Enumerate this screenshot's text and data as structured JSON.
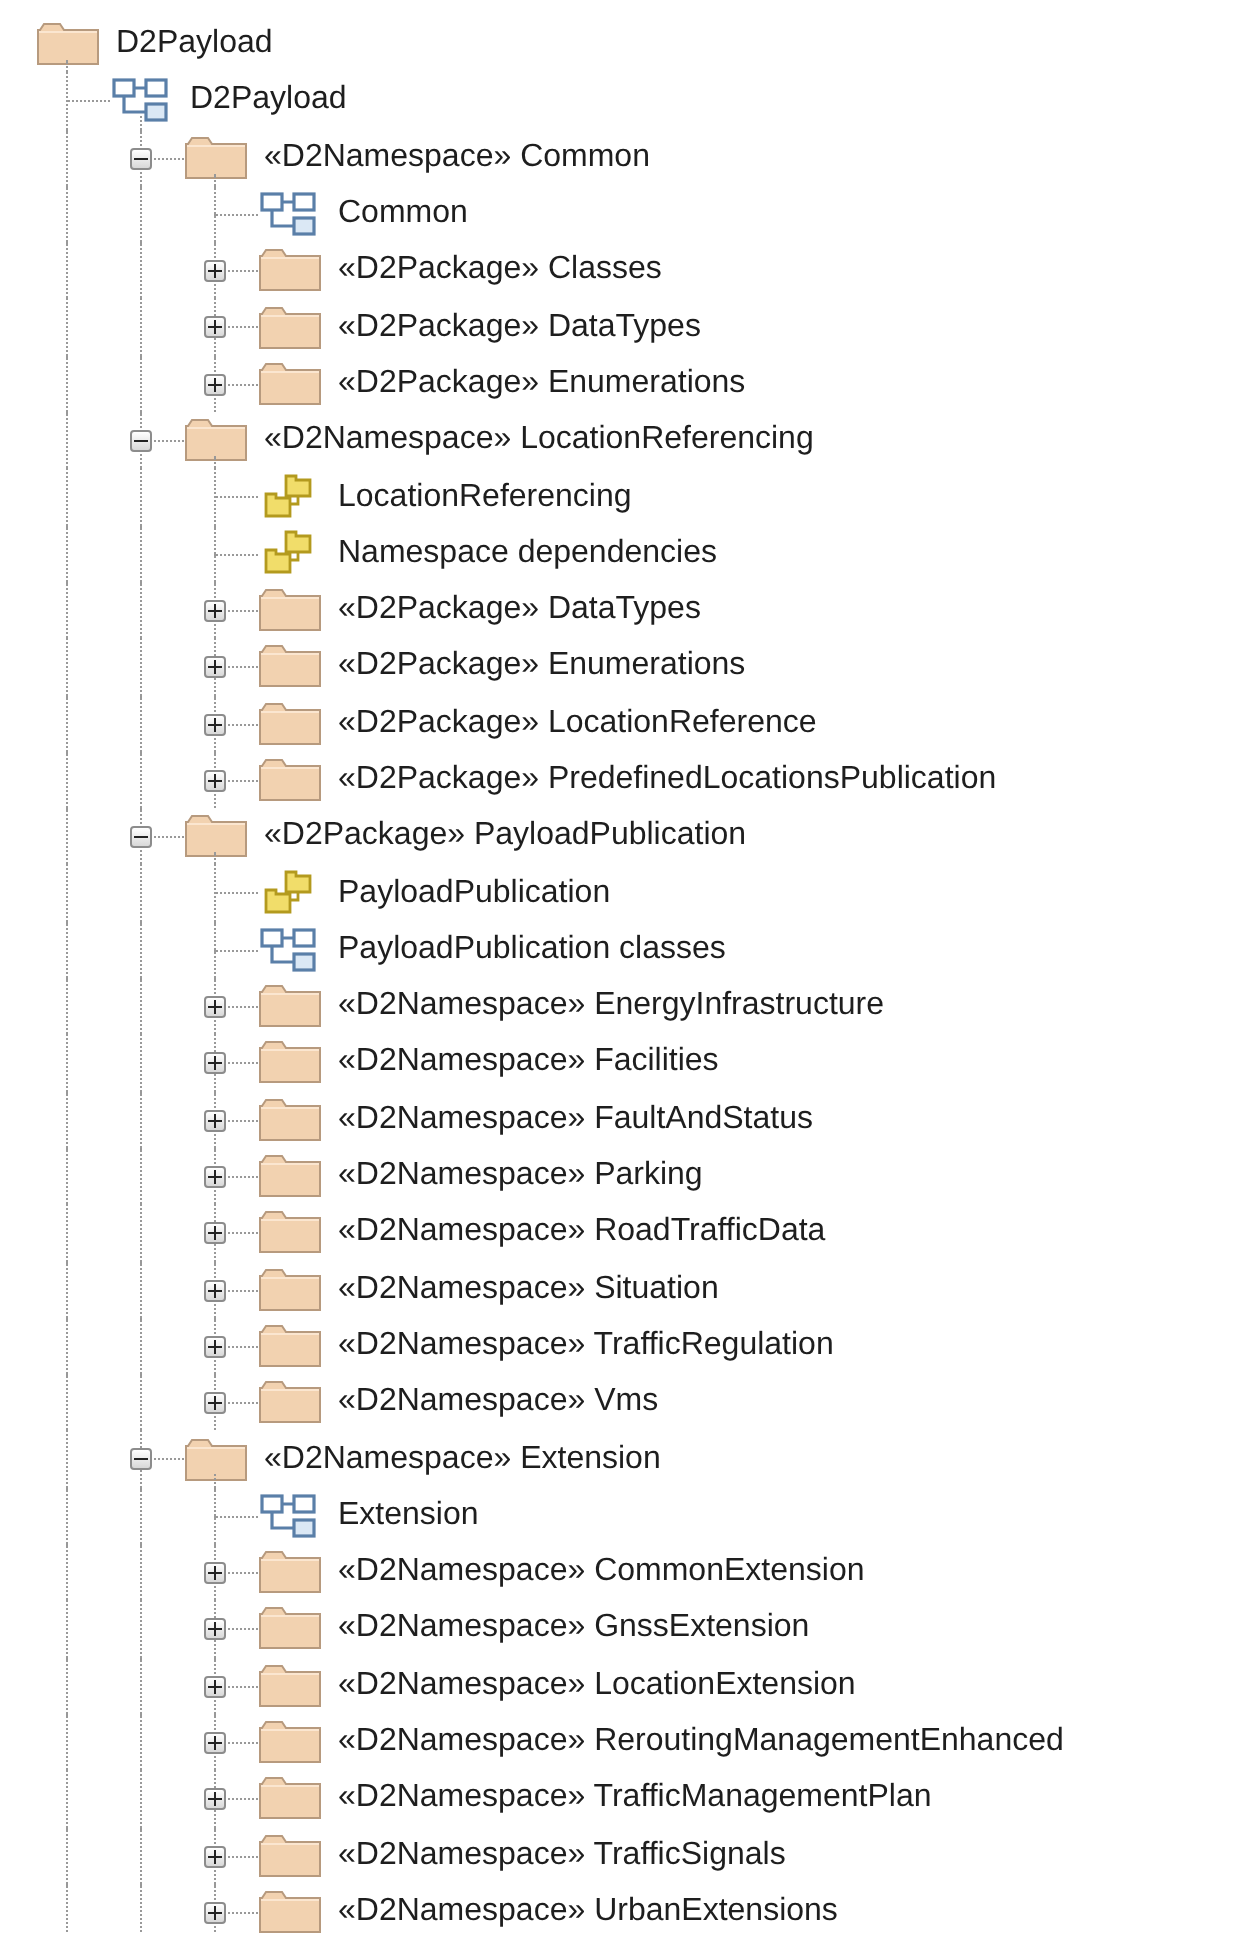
{
  "tree": [
    {
      "kind": "folder",
      "label": "D2Payload",
      "children": [
        {
          "kind": "diagram",
          "label": "D2Payload",
          "children": [
            {
              "kind": "folder",
              "label": "«D2Namespace» Common",
              "expanded": true,
              "children": [
                {
                  "kind": "diagram",
                  "label": "Common"
                },
                {
                  "kind": "folder",
                  "label": "«D2Package» Classes",
                  "expanded": false
                },
                {
                  "kind": "folder",
                  "label": "«D2Package» DataTypes",
                  "expanded": false
                },
                {
                  "kind": "folder",
                  "label": "«D2Package» Enumerations",
                  "expanded": false
                }
              ]
            },
            {
              "kind": "folder",
              "label": "«D2Namespace» LocationReferencing",
              "expanded": true,
              "children": [
                {
                  "kind": "package",
                  "label": "LocationReferencing"
                },
                {
                  "kind": "package",
                  "label": "Namespace dependencies"
                },
                {
                  "kind": "folder",
                  "label": "«D2Package» DataTypes",
                  "expanded": false
                },
                {
                  "kind": "folder",
                  "label": "«D2Package» Enumerations",
                  "expanded": false
                },
                {
                  "kind": "folder",
                  "label": "«D2Package» LocationReference",
                  "expanded": false
                },
                {
                  "kind": "folder",
                  "label": "«D2Package» PredefinedLocationsPublication",
                  "expanded": false
                }
              ]
            },
            {
              "kind": "folder",
              "label": "«D2Package» PayloadPublication",
              "expanded": true,
              "children": [
                {
                  "kind": "package",
                  "label": "PayloadPublication"
                },
                {
                  "kind": "diagram",
                  "label": "PayloadPublication classes"
                },
                {
                  "kind": "folder",
                  "label": "«D2Namespace» EnergyInfrastructure",
                  "expanded": false
                },
                {
                  "kind": "folder",
                  "label": "«D2Namespace» Facilities",
                  "expanded": false
                },
                {
                  "kind": "folder",
                  "label": "«D2Namespace» FaultAndStatus",
                  "expanded": false
                },
                {
                  "kind": "folder",
                  "label": "«D2Namespace» Parking",
                  "expanded": false
                },
                {
                  "kind": "folder",
                  "label": "«D2Namespace» RoadTrafficData",
                  "expanded": false
                },
                {
                  "kind": "folder",
                  "label": "«D2Namespace» Situation",
                  "expanded": false
                },
                {
                  "kind": "folder",
                  "label": "«D2Namespace» TrafficRegulation",
                  "expanded": false
                },
                {
                  "kind": "folder",
                  "label": "«D2Namespace» Vms",
                  "expanded": false
                }
              ]
            },
            {
              "kind": "folder",
              "label": "«D2Namespace» Extension",
              "expanded": true,
              "children": [
                {
                  "kind": "diagram",
                  "label": "Extension"
                },
                {
                  "kind": "folder",
                  "label": "«D2Namespace» CommonExtension",
                  "expanded": false
                },
                {
                  "kind": "folder",
                  "label": "«D2Namespace» GnssExtension",
                  "expanded": false
                },
                {
                  "kind": "folder",
                  "label": "«D2Namespace» LocationExtension",
                  "expanded": false
                },
                {
                  "kind": "folder",
                  "label": "«D2Namespace» ReroutingManagementEnhanced",
                  "expanded": false
                },
                {
                  "kind": "folder",
                  "label": "«D2Namespace» TrafficManagementPlan",
                  "expanded": false
                },
                {
                  "kind": "folder",
                  "label": "«D2Namespace» TrafficSignals",
                  "expanded": false
                },
                {
                  "kind": "folder",
                  "label": "«D2Namespace» UrbanExtensions",
                  "expanded": false
                }
              ]
            }
          ]
        }
      ]
    }
  ]
}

● ● ● ●

Look through the lines above and collect those with the word "LocationReferencing".

Result of this task:
              "label": "«D2Namespace» LocationReferencing",
                  "label": "LocationReferencing"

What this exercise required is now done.